Tally the lines below that contain the word "Avtalspension", then give the tally alone.

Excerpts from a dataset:
········

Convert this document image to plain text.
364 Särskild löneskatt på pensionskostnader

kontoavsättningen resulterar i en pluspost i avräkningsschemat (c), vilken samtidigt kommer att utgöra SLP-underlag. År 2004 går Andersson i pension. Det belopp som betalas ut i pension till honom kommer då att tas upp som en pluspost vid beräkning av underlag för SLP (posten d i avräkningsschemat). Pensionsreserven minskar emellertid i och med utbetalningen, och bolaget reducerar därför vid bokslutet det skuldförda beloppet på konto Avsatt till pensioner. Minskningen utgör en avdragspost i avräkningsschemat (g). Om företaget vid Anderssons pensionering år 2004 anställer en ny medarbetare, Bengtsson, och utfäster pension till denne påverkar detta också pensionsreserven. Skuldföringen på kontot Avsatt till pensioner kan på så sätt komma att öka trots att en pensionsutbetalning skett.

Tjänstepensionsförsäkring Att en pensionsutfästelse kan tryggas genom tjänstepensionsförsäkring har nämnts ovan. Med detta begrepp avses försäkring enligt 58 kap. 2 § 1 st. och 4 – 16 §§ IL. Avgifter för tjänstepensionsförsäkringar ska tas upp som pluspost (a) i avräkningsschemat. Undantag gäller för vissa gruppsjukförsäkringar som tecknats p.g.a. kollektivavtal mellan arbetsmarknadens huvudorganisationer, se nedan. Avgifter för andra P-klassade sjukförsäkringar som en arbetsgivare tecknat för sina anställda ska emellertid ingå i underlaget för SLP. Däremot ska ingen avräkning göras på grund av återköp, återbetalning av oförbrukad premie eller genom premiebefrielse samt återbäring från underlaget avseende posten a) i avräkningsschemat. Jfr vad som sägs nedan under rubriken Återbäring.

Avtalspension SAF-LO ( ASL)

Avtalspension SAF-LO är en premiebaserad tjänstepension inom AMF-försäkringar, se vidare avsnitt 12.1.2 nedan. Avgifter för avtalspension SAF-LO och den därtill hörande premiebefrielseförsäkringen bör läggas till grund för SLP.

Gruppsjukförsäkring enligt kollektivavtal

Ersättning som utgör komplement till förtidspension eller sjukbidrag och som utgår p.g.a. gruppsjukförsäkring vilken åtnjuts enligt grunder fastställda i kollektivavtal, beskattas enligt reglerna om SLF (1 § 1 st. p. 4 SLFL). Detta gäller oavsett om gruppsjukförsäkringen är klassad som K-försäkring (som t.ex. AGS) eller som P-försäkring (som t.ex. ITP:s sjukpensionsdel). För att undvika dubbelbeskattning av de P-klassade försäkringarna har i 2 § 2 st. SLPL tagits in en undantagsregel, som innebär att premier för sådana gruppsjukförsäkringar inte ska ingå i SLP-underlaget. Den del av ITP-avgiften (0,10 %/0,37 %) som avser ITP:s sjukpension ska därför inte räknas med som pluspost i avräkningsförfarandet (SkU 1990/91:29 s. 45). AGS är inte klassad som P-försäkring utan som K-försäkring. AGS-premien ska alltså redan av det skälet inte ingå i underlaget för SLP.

········

Task solution
2